--- Do this ---
Set down every entry word for word. Omit the pictures.

--- Data supplied ---
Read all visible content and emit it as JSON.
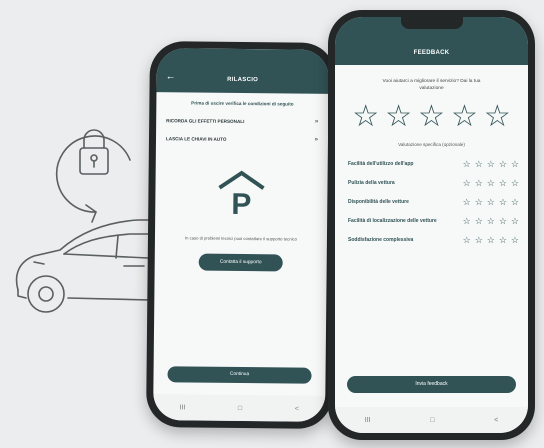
{
  "left_screen": {
    "title": "RILASCIO",
    "back_icon": "arrow-left-icon",
    "intro": "Prima di uscire verifica le condizioni di seguito",
    "checks": [
      {
        "label": "RICORDA GLI EFFETTI PERSONALI",
        "icon": "double-chevron-right-icon"
      },
      {
        "label": "LASCIA LE CHIAVI IN AUTO",
        "icon": "double-chevron-right-icon"
      }
    ],
    "parking_letter": "P",
    "help_text": "In caso di problemi tecnici puoi contattare il supporto tecnico",
    "contact_button": "Contatta il supporto",
    "continue_button": "Continua",
    "nav": {
      "recent": "III",
      "home": "□",
      "back": "<"
    }
  },
  "right_screen": {
    "title": "FEEDBACK",
    "question": "Vuoi aiutarci a migliorare il servizio? Dai la tua valutazione",
    "overall_rating_stars": 5,
    "specific_label": "Valutazione specifica (opzionale)",
    "criteria": [
      {
        "label": "Facilità dell'utilizzo dell'app"
      },
      {
        "label": "Pulizia della vettura"
      },
      {
        "label": "Disponibilità delle vetture"
      },
      {
        "label": "Facilità di localizzazione delle vetture"
      },
      {
        "label": "Soddisfazione complessiva"
      }
    ],
    "send_button": "Invia feedback",
    "nav": {
      "recent": "III",
      "home": "□",
      "back": "<"
    }
  },
  "colors": {
    "accent": "#315356",
    "background": "#ecedee",
    "line": "#5a5f60"
  },
  "icons": [
    "lock-icon",
    "car-outline-icon",
    "star-outline-icon",
    "parking-icon"
  ]
}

--- Answer to the exercise ---
Read all visible content and emit it as JSON.
{
  "left_screen": {
    "title": "RILASCIO",
    "back_icon": "arrow-left-icon",
    "intro": "Prima di uscire verifica le condizioni di seguito",
    "checks": [
      {
        "label": "RICORDA GLI EFFETTI PERSONALI",
        "icon": "double-chevron-right-icon"
      },
      {
        "label": "LASCIA LE CHIAVI IN AUTO",
        "icon": "double-chevron-right-icon"
      }
    ],
    "parking_letter": "P",
    "help_text": "In caso di problemi tecnici puoi contattare il supporto tecnico",
    "contact_button": "Contatta il supporto",
    "continue_button": "Continua",
    "nav": {
      "recent": "III",
      "home": "□",
      "back": "<"
    }
  },
  "right_screen": {
    "title": "FEEDBACK",
    "question": "Vuoi aiutarci a migliorare il servizio? Dai la tua valutazione",
    "overall_rating_stars": 5,
    "specific_label": "Valutazione specifica (opzionale)",
    "criteria": [
      {
        "label": "Facilità dell'utilizzo dell'app"
      },
      {
        "label": "Pulizia della vettura"
      },
      {
        "label": "Disponibilità delle vetture"
      },
      {
        "label": "Facilità di localizzazione delle vetture"
      },
      {
        "label": "Soddisfazione complessiva"
      }
    ],
    "send_button": "Invia feedback",
    "nav": {
      "recent": "III",
      "home": "□",
      "back": "<"
    }
  },
  "colors": {
    "accent": "#315356",
    "background": "#ecedee",
    "line": "#5a5f60"
  },
  "icons": [
    "lock-icon",
    "car-outline-icon",
    "star-outline-icon",
    "parking-icon"
  ]
}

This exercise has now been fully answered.